(Records from a collection)
══════════════════════════════
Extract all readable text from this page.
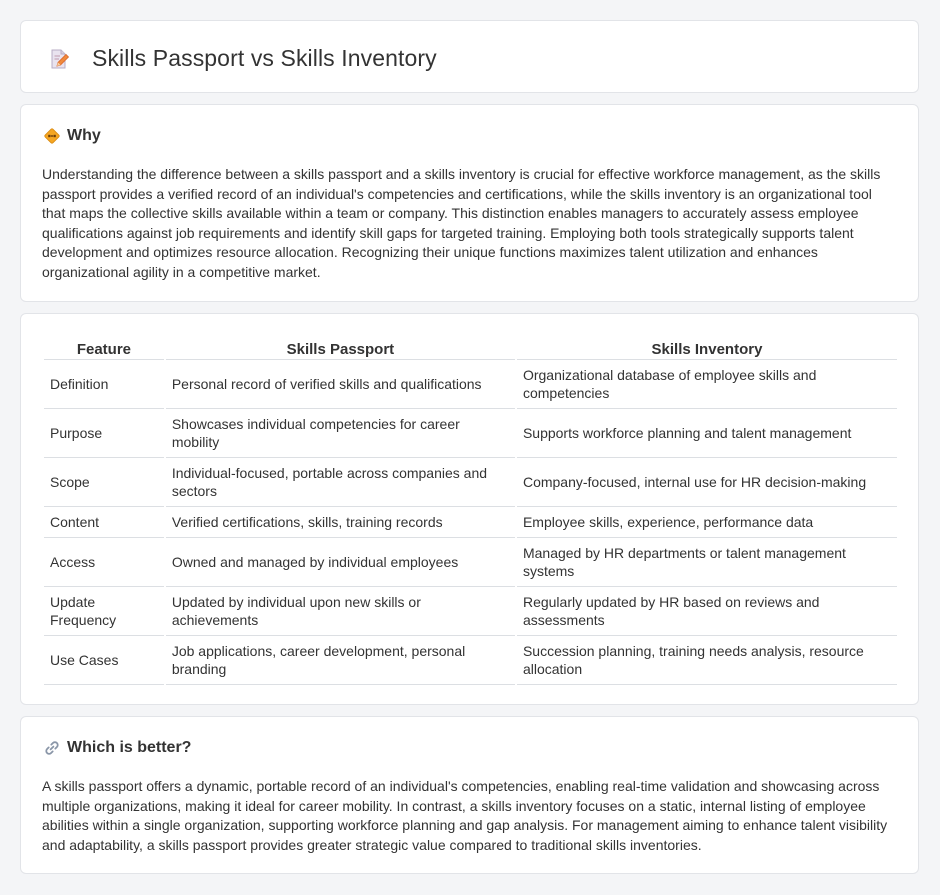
Skills Passport vs Skills Inventory
Why

Understanding the difference between a skills passport and a skills inventory is crucial for effective workforce management, as the skills passport provides a verified record of an individual's competencies and certifications, while the skills inventory is an organizational tool that maps the collective skills available within a team or company. This distinction enables managers to accurately assess employee qualifications against job requirements and identify skill gaps for targeted training. Employing both tools strategically supports talent development and optimizes resource allocation. Recognizing their unique functions maximizes talent utilization and enhances organizational agility in a competitive market.

Feature	Skills Passport	Skills Inventory
Definition	Personal record of verified skills and qualifications	Organizational database of employee skills and competencies
Purpose	Showcases individual competencies for career mobility	Supports workforce planning and talent management
Scope	Individual-focused, portable across companies and sectors	Company-focused, internal use for HR decision-making
Content	Verified certifications, skills, training records	Employee skills, experience, performance data
Access	Owned and managed by individual employees	Managed by HR departments or talent management systems
Update Frequency	Updated by individual upon new skills or achievements	Regularly updated by HR based on reviews and assessments
Use Cases	Job applications, career development, personal branding	Succession planning, training needs analysis, resource allocation
Which is better?

A skills passport offers a dynamic, portable record of an individual's competencies, enabling real-time validation and showcasing across multiple organizations, making it ideal for career mobility. In contrast, a skills inventory focuses on a static, internal listing of employee abilities within a single organization, supporting workforce planning and gap analysis. For management aiming to enhance talent visibility and adaptability, a skills passport provides greater strategic value compared to traditional skills inventories.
══════════════════════════════
**WHAT IS NEEDED:**
Extract each line holding the string "career".

**EXERCISE OUTPUT:**
Purpose	Showcases individual competencies for career mobility	Supports workforce planning and talent management
Use Cases	Job applications, career development, personal branding	Succession planning, training needs analysis, resource allocation
A skills passport offers a dynamic, portable record of an individual's competencies, enabling real-time validation and showcasing across multiple organizations, making it ideal for career mobility. In contrast, a skills inventory focuses on a static, internal listing of employee abilities within a single organization, supporting workforce planning and gap analysis. For management aiming to enhance talent visibility and adaptability, a skills passport provides greater strategic value compared to traditional skills inventories.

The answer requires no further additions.